# EXERCISE DESCRIPTION:
Reproduce each line bearing the word "Francisco".

# ENTRIES:

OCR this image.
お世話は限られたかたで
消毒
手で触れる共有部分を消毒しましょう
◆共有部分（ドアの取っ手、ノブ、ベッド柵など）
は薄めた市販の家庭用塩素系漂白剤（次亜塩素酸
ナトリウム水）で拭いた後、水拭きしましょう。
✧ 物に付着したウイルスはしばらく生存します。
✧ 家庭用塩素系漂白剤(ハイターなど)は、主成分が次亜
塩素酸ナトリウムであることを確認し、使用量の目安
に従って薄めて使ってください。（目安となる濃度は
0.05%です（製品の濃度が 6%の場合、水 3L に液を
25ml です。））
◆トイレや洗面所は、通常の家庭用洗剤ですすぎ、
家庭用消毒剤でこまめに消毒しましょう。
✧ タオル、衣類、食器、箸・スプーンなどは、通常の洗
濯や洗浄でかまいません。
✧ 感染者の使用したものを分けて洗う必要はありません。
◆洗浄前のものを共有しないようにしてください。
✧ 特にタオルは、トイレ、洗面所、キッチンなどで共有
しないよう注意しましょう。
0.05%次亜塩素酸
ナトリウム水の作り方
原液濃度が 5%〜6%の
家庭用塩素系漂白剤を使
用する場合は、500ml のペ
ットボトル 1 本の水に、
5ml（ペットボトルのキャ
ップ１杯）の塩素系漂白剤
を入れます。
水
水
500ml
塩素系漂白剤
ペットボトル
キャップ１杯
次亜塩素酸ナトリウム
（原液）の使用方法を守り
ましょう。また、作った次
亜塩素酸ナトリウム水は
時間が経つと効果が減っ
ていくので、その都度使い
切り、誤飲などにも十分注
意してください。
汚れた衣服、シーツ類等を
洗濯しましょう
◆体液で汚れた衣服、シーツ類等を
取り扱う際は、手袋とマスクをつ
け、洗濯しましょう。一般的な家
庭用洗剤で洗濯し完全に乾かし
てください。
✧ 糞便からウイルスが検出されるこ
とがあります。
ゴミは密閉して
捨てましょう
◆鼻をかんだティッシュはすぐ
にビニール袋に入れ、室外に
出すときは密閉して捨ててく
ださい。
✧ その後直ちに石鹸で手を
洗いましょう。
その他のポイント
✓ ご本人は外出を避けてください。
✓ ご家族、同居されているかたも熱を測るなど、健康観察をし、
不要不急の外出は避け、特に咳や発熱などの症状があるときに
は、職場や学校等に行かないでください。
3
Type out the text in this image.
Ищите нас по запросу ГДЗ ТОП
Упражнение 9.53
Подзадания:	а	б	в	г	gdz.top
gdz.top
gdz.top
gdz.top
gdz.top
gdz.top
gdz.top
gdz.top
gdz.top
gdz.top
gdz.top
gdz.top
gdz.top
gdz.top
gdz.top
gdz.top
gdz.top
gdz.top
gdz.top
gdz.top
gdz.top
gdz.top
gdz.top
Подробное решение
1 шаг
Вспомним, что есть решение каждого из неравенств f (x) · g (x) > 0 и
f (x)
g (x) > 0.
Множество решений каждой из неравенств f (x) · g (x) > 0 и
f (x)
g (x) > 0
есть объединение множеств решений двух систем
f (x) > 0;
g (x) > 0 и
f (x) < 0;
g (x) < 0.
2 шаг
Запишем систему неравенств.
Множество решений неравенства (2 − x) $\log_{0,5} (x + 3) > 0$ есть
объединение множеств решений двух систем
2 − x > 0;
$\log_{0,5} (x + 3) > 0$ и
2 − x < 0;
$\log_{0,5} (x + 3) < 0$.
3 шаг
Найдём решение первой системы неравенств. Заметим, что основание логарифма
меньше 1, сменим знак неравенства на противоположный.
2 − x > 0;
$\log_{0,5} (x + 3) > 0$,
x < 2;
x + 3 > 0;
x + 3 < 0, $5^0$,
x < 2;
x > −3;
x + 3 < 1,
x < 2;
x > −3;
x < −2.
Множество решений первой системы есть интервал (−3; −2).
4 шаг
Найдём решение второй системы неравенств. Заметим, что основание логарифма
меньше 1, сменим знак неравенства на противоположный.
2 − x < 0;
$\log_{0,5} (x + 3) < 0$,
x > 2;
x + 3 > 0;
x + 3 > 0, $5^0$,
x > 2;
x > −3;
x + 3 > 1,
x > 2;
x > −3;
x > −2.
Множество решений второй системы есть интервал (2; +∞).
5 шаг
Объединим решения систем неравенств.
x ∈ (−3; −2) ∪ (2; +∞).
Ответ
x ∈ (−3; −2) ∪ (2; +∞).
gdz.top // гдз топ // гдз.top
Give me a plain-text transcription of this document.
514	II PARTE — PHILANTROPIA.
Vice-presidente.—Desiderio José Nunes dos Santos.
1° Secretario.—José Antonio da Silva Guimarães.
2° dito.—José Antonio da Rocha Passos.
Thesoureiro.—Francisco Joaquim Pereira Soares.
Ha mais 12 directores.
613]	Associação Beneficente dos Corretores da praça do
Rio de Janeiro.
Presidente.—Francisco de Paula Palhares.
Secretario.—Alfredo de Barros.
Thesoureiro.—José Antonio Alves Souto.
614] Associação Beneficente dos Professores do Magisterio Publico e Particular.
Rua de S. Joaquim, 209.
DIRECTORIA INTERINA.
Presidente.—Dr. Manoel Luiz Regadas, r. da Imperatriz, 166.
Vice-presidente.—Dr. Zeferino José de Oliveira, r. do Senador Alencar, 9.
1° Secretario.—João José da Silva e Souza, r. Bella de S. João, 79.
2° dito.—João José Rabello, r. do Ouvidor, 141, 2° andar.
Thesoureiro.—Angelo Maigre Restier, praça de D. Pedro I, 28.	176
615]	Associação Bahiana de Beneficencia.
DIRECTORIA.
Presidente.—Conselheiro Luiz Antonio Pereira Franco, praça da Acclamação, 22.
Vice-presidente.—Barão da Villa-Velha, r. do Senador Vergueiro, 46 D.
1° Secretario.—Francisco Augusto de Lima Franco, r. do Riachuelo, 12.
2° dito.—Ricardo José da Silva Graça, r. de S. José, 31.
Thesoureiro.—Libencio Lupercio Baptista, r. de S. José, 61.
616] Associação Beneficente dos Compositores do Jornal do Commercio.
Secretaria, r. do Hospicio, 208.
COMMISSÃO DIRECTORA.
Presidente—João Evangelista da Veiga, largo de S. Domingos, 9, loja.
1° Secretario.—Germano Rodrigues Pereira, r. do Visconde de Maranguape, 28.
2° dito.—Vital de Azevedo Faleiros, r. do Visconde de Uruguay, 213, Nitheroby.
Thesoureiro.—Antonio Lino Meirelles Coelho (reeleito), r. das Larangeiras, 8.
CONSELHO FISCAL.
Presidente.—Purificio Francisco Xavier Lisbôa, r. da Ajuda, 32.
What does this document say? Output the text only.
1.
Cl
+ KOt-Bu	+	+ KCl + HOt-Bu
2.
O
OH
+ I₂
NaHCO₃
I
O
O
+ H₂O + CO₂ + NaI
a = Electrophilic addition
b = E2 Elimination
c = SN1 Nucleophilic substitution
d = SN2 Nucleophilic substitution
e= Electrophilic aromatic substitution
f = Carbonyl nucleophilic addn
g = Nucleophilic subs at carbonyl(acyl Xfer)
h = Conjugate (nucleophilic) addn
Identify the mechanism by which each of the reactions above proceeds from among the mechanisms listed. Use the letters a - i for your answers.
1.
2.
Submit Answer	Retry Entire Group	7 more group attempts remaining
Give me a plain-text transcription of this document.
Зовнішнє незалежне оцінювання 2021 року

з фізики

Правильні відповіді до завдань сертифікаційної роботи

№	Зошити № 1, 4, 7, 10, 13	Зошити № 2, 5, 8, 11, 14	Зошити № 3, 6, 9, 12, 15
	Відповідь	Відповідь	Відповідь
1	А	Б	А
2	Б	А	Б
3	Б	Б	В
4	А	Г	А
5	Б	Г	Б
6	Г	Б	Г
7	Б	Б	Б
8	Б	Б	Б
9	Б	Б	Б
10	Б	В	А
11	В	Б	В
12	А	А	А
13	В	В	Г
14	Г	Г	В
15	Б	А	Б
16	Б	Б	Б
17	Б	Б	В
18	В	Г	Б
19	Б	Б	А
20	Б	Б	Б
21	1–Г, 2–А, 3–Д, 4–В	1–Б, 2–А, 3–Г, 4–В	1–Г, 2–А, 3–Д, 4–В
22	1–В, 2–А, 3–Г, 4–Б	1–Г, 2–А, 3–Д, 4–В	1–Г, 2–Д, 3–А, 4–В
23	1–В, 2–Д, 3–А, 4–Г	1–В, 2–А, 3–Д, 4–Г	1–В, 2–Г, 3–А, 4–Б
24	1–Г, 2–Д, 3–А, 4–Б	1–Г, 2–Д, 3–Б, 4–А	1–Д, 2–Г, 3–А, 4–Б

# RESPONSE TO THIS TASK:
Thesoureiro.—Francisco Joaquim Pereira Soares.
Presidente.—Francisco de Paula Palhares.
1° Secretario.—Francisco Augusto de Lima Franco, r. do Riachuelo, 12.
Presidente.—Purificio Francisco Xavier Lisbôa, r. da Ajuda, 32.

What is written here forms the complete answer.